◆ Stored items ◆
◆ ◆ ◆ ◆ ◆
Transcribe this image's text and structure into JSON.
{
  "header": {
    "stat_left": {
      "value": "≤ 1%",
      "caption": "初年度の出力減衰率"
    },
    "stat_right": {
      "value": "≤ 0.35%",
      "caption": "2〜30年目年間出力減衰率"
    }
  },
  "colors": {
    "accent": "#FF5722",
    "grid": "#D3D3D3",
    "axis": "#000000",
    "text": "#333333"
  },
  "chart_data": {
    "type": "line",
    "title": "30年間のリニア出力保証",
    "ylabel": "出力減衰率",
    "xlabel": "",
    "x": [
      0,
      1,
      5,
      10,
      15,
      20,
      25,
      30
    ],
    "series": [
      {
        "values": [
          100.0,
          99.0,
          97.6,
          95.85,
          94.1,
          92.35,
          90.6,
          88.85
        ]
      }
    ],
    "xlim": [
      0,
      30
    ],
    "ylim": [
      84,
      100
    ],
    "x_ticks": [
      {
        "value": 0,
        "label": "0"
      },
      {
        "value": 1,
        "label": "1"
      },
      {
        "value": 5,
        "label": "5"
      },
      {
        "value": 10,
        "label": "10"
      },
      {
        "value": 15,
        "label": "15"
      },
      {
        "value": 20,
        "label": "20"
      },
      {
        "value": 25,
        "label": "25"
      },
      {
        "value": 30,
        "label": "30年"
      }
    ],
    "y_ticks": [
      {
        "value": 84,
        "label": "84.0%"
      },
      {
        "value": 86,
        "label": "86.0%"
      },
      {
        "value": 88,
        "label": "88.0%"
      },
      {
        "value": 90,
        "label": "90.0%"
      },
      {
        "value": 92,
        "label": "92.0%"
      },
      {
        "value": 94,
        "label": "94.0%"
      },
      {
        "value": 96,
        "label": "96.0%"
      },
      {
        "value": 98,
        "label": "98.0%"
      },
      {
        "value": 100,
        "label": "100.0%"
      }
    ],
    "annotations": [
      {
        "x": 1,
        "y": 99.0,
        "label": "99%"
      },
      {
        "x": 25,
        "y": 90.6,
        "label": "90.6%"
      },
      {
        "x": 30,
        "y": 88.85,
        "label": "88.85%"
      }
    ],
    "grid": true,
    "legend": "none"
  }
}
◆ ◆ ◆ ◆ ◆
◆ Task instructions ◆
Every entry must be output again, exactly as written above.

◆ Task output ◆
Transcribe this image's text and structure into JSON.
{
  "header": {
    "stat_left": {
      "value": "≤ 1%",
      "caption": "初年度の出力減衰率"
    },
    "stat_right": {
      "value": "≤ 0.35%",
      "caption": "2〜30年目年間出力減衰率"
    }
  },
  "colors": {
    "accent": "#FF5722",
    "grid": "#D3D3D3",
    "axis": "#000000",
    "text": "#333333"
  },
  "chart_data": {
    "type": "line",
    "title": "30年間のリニア出力保証",
    "ylabel": "出力減衰率",
    "xlabel": "",
    "x": [
      0,
      1,
      5,
      10,
      15,
      20,
      25,
      30
    ],
    "series": [
      {
        "values": [
          100.0,
          99.0,
          97.6,
          95.85,
          94.1,
          92.35,
          90.6,
          88.85
        ]
      }
    ],
    "xlim": [
      0,
      30
    ],
    "ylim": [
      84,
      100
    ],
    "x_ticks": [
      {
        "value": 0,
        "label": "0"
      },
      {
        "value": 1,
        "label": "1"
      },
      {
        "value": 5,
        "label": "5"
      },
      {
        "value": 10,
        "label": "10"
      },
      {
        "value": 15,
        "label": "15"
      },
      {
        "value": 20,
        "label": "20"
      },
      {
        "value": 25,
        "label": "25"
      },
      {
        "value": 30,
        "label": "30年"
      }
    ],
    "y_ticks": [
      {
        "value": 84,
        "label": "84.0%"
      },
      {
        "value": 86,
        "label": "86.0%"
      },
      {
        "value": 88,
        "label": "88.0%"
      },
      {
        "value": 90,
        "label": "90.0%"
      },
      {
        "value": 92,
        "label": "92.0%"
      },
      {
        "value": 94,
        "label": "94.0%"
      },
      {
        "value": 96,
        "label": "96.0%"
      },
      {
        "value": 98,
        "label": "98.0%"
      },
      {
        "value": 100,
        "label": "100.0%"
      }
    ],
    "annotations": [
      {
        "x": 1,
        "y": 99.0,
        "label": "99%"
      },
      {
        "x": 25,
        "y": 90.6,
        "label": "90.6%"
      },
      {
        "x": 30,
        "y": 88.85,
        "label": "88.85%"
      }
    ],
    "grid": true,
    "legend": "none"
  }
}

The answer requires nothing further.